Required work – Reproduce each line exactly, including spacing and punctuation.

Stored records –
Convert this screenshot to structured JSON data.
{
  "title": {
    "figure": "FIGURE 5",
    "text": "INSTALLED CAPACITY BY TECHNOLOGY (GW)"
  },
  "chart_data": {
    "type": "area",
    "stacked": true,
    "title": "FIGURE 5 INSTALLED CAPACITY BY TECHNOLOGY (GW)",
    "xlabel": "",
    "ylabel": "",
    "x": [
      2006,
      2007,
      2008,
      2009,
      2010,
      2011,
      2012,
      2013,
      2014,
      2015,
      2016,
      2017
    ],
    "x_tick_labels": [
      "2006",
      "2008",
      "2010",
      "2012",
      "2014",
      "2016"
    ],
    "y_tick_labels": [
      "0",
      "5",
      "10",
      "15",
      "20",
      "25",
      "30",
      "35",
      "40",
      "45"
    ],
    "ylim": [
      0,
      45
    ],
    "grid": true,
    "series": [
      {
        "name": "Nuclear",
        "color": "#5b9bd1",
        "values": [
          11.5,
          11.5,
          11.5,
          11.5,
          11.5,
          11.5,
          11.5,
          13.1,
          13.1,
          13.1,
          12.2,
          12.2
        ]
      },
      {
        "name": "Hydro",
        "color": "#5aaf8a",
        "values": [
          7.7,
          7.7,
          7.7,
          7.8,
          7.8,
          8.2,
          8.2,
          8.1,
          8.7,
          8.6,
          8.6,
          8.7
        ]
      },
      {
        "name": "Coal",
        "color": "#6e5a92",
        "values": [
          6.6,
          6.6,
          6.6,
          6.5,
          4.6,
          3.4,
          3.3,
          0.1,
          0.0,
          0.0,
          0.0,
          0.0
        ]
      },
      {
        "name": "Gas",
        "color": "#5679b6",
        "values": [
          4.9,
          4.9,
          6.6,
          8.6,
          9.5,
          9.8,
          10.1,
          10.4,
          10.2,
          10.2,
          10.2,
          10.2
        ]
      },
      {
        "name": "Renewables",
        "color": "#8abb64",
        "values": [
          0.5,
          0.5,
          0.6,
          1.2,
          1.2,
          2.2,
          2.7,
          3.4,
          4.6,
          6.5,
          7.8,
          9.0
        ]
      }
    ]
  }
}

The reply –
Convert this screenshot to structured JSON data.
{
  "title": {
    "figure": "FIGURE 5",
    "text": "INSTALLED CAPACITY BY TECHNOLOGY (GW)"
  },
  "chart_data": {
    "type": "area",
    "stacked": true,
    "title": "FIGURE 5 INSTALLED CAPACITY BY TECHNOLOGY (GW)",
    "xlabel": "",
    "ylabel": "",
    "x": [
      2006,
      2007,
      2008,
      2009,
      2010,
      2011,
      2012,
      2013,
      2014,
      2015,
      2016,
      2017
    ],
    "x_tick_labels": [
      "2006",
      "2008",
      "2010",
      "2012",
      "2014",
      "2016"
    ],
    "y_tick_labels": [
      "0",
      "5",
      "10",
      "15",
      "20",
      "25",
      "30",
      "35",
      "40",
      "45"
    ],
    "ylim": [
      0,
      45
    ],
    "grid": true,
    "series": [
      {
        "name": "Nuclear",
        "color": "#5b9bd1",
        "values": [
          11.5,
          11.5,
          11.5,
          11.5,
          11.5,
          11.5,
          11.5,
          13.1,
          13.1,
          13.1,
          12.2,
          12.2
        ]
      },
      {
        "name": "Hydro",
        "color": "#5aaf8a",
        "values": [
          7.7,
          7.7,
          7.7,
          7.8,
          7.8,
          8.2,
          8.2,
          8.1,
          8.7,
          8.6,
          8.6,
          8.7
        ]
      },
      {
        "name": "Coal",
        "color": "#6e5a92",
        "values": [
          6.6,
          6.6,
          6.6,
          6.5,
          4.6,
          3.4,
          3.3,
          0.1,
          0.0,
          0.0,
          0.0,
          0.0
        ]
      },
      {
        "name": "Gas",
        "color": "#5679b6",
        "values": [
          4.9,
          4.9,
          6.6,
          8.6,
          9.5,
          9.8,
          10.1,
          10.4,
          10.2,
          10.2,
          10.2,
          10.2
        ]
      },
      {
        "name": "Renewables",
        "color": "#8abb64",
        "values": [
          0.5,
          0.5,
          0.6,
          1.2,
          1.2,
          2.2,
          2.7,
          3.4,
          4.6,
          6.5,
          7.8,
          9.0
        ]
      }
    ]
  }
}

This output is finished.